◆ EXERCISE TASK: Please print all of the material below, word for word.

◆ DATA SUPPLIED:
****************
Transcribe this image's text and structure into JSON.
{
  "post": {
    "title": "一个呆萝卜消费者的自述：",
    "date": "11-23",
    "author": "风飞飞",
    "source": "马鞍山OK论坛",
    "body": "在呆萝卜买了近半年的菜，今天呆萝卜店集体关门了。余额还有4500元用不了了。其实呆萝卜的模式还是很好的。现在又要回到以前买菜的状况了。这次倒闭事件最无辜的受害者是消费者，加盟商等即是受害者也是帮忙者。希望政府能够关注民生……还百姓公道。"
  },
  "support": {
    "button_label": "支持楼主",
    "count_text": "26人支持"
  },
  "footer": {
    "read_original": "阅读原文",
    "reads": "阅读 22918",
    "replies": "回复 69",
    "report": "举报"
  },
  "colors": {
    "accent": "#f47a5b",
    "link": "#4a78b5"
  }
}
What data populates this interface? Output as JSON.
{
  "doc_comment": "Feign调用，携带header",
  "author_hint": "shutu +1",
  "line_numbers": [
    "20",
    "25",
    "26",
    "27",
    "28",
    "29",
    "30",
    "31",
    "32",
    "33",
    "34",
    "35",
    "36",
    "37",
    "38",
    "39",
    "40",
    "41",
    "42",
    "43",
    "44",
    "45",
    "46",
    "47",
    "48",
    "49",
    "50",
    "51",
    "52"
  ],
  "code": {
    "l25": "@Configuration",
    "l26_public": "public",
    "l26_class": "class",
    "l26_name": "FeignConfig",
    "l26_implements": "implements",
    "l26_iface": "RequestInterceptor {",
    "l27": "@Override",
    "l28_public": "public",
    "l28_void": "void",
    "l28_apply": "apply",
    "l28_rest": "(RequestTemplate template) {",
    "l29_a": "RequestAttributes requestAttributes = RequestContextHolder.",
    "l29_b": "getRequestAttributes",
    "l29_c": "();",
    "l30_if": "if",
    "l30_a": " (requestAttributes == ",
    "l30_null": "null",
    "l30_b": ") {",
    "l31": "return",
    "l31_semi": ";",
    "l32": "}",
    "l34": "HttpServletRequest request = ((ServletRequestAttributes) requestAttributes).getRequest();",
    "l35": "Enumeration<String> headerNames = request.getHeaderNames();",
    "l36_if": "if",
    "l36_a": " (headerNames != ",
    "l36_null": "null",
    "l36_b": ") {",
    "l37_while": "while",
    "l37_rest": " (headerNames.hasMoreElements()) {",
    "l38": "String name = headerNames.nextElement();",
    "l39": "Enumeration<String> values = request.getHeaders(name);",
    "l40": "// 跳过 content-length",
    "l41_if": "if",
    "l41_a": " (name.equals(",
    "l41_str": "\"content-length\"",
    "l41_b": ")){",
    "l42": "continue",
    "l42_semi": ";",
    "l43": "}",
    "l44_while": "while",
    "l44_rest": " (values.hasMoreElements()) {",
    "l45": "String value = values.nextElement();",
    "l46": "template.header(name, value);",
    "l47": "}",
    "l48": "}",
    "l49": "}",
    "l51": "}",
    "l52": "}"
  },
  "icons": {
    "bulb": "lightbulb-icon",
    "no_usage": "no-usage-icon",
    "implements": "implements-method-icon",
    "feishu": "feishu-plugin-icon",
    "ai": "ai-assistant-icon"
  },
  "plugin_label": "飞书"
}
****************
◆ SOLVED PROBLEM:
Transcribe this image's text and structure into JSON.
{
  "post": {
    "title": "一个呆萝卜消费者的自述：",
    "date": "11-23",
    "author": "风飞飞",
    "source": "马鞍山OK论坛",
    "body": "在呆萝卜买了近半年的菜，今天呆萝卜店集体关门了。余额还有4500元用不了了。其实呆萝卜的模式还是很好的。现在又要回到以前买菜的状况了。这次倒闭事件最无辜的受害者是消费者，加盟商等即是受害者也是帮忙者。希望政府能够关注民生……还百姓公道。"
  },
  "support": {
    "button_label": "支持楼主",
    "count_text": "26人支持"
  },
  "footer": {
    "read_original": "阅读原文",
    "reads": "阅读 22918",
    "replies": "回复 69",
    "report": "举报"
  },
  "colors": {
    "accent": "#f47a5b",
    "link": "#4a78b5"
  }
}
What data populates this interface? Output as JSON.
{
  "doc_comment": "Feign调用，携带header",
  "author_hint": "shutu +1",
  "line_numbers": [
    "20",
    "25",
    "26",
    "27",
    "28",
    "29",
    "30",
    "31",
    "32",
    "33",
    "34",
    "35",
    "36",
    "37",
    "38",
    "39",
    "40",
    "41",
    "42",
    "43",
    "44",
    "45",
    "46",
    "47",
    "48",
    "49",
    "50",
    "51",
    "52"
  ],
  "code": {
    "l25": "@Configuration",
    "l26_public": "public",
    "l26_class": "class",
    "l26_name": "FeignConfig",
    "l26_implements": "implements",
    "l26_iface": "RequestInterceptor {",
    "l27": "@Override",
    "l28_public": "public",
    "l28_void": "void",
    "l28_apply": "apply",
    "l28_rest": "(RequestTemplate template) {",
    "l29_a": "RequestAttributes requestAttributes = RequestContextHolder.",
    "l29_b": "getRequestAttributes",
    "l29_c": "();",
    "l30_if": "if",
    "l30_a": " (requestAttributes == ",
    "l30_null": "null",
    "l30_b": ") {",
    "l31": "return",
    "l31_semi": ";",
    "l32": "}",
    "l34": "HttpServletRequest request = ((ServletRequestAttributes) requestAttributes).getRequest();",
    "l35": "Enumeration<String> headerNames = request.getHeaderNames();",
    "l36_if": "if",
    "l36_a": " (headerNames != ",
    "l36_null": "null",
    "l36_b": ") {",
    "l37_while": "while",
    "l37_rest": " (headerNames.hasMoreElements()) {",
    "l38": "String name = headerNames.nextElement();",
    "l39": "Enumeration<String> values = request.getHeaders(name);",
    "l40": "// 跳过 content-length",
    "l41_if": "if",
    "l41_a": " (name.equals(",
    "l41_str": "\"content-length\"",
    "l41_b": ")){",
    "l42": "continue",
    "l42_semi": ";",
    "l43": "}",
    "l44_while": "while",
    "l44_rest": " (values.hasMoreElements()) {",
    "l45": "String value = values.nextElement();",
    "l46": "template.header(name, value);",
    "l47": "}",
    "l48": "}",
    "l49": "}",
    "l51": "}",
    "l52": "}"
  },
  "icons": {
    "bulb": "lightbulb-icon",
    "no_usage": "no-usage-icon",
    "implements": "implements-method-icon",
    "feishu": "feishu-plugin-icon",
    "ai": "ai-assistant-icon"
  },
  "plugin_label": "飞书"
}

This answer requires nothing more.